▶ **WHAT YOU ARE ASKED TO DO**
In the lines below, find how many contain the word "Ablaufsteuerung" and report that figure alone.

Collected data
▽

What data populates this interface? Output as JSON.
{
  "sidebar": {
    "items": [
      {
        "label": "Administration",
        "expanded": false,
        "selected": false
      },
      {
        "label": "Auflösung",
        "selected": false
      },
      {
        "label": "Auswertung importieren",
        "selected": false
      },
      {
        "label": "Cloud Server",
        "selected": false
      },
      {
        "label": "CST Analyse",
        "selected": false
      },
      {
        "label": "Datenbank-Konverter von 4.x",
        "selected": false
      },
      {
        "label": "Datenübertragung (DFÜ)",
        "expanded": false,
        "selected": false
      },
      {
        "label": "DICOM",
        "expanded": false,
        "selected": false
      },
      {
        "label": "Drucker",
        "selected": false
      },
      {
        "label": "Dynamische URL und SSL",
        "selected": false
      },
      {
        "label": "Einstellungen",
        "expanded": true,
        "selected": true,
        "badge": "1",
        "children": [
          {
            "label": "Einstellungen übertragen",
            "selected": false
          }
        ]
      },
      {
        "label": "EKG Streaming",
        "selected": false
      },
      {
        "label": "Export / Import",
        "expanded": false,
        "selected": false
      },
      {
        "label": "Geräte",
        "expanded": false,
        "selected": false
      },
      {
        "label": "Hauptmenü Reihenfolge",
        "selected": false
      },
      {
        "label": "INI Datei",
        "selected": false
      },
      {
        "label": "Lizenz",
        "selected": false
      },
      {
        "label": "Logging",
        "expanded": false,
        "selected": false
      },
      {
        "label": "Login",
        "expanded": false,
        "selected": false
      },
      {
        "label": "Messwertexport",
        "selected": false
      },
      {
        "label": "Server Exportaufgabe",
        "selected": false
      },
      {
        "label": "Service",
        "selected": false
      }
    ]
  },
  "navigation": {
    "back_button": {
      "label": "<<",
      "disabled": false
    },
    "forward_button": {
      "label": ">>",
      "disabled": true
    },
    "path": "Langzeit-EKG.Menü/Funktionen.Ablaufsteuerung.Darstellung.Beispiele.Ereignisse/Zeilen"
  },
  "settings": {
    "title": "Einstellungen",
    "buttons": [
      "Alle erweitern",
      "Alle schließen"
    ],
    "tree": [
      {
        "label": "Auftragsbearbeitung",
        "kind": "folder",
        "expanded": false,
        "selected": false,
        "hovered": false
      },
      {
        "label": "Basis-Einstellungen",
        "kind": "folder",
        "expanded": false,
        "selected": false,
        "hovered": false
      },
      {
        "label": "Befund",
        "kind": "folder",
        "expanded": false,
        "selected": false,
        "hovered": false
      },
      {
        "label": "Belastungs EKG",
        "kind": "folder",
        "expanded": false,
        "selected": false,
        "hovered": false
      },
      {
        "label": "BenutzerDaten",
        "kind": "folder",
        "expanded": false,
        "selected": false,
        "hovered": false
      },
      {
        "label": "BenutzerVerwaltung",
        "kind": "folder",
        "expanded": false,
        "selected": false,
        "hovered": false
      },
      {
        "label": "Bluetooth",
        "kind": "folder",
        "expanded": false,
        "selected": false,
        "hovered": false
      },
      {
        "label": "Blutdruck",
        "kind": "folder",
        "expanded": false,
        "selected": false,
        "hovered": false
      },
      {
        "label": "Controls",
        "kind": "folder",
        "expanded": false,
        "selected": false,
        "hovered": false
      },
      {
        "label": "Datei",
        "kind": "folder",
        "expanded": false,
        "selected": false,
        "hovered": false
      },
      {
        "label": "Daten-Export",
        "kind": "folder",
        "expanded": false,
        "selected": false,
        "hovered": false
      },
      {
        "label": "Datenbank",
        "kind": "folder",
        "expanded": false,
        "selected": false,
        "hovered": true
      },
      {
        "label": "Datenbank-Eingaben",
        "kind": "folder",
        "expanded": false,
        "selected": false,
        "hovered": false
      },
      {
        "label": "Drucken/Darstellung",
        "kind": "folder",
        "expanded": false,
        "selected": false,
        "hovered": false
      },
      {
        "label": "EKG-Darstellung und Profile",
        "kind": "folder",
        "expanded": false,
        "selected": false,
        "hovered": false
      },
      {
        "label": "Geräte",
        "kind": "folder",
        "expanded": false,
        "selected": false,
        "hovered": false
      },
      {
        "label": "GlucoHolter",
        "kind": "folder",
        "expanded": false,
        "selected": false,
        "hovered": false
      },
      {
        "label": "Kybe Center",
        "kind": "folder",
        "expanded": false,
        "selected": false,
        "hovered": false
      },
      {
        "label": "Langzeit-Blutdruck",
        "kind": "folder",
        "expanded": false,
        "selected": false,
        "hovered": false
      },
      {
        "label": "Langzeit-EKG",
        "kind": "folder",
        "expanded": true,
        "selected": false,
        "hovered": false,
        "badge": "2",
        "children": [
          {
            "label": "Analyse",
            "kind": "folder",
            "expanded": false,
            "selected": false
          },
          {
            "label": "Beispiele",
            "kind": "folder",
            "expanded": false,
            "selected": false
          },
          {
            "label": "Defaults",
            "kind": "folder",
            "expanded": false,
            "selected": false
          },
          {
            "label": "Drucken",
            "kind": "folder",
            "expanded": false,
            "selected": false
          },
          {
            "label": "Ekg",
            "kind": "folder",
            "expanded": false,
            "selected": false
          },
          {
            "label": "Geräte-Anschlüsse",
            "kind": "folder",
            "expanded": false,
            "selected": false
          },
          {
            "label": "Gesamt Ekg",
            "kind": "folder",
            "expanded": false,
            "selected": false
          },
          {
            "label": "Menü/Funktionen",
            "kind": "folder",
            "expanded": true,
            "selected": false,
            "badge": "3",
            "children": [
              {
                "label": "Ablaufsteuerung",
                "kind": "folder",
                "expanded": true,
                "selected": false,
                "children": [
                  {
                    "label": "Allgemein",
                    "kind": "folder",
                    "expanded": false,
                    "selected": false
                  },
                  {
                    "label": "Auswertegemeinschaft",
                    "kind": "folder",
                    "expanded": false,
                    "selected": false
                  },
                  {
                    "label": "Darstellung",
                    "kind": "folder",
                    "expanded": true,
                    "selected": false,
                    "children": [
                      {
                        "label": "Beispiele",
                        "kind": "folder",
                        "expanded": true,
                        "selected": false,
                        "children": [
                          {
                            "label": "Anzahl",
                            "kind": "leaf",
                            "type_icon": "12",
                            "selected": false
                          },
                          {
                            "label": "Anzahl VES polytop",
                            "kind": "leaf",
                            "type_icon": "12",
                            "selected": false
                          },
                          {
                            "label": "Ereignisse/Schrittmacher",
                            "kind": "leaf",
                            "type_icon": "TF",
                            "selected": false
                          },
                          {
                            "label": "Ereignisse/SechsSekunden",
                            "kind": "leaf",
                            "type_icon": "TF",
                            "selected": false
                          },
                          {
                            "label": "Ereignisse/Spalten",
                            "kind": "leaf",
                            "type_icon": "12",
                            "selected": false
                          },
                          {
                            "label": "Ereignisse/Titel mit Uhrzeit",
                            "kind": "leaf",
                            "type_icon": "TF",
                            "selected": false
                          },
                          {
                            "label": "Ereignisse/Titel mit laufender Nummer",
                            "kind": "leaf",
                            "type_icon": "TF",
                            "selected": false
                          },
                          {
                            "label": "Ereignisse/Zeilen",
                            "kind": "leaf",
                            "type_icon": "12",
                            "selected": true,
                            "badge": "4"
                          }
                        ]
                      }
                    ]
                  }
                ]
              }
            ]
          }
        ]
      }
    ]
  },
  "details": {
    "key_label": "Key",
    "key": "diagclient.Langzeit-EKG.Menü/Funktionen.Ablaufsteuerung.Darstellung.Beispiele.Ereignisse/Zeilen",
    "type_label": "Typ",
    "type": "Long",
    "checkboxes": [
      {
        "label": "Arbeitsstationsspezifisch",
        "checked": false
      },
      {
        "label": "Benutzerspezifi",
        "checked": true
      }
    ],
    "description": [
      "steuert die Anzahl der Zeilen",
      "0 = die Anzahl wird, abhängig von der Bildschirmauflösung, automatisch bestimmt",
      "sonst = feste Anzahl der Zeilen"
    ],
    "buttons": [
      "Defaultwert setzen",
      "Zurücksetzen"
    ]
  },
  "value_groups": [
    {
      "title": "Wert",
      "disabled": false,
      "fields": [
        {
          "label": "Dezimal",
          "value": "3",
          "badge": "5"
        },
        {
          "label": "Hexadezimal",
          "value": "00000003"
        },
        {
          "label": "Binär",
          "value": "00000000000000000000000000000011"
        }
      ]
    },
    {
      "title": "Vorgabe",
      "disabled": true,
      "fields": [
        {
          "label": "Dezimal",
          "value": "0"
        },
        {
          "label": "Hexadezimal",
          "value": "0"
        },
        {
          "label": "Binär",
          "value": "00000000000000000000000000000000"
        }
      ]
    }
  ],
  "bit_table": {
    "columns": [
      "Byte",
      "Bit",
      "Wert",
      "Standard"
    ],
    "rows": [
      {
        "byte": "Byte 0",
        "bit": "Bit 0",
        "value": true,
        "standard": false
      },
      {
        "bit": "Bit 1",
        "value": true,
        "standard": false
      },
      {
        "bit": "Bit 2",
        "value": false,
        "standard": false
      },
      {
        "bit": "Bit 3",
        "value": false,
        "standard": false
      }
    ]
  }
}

△

▶ **FINISHED ANSWER**
3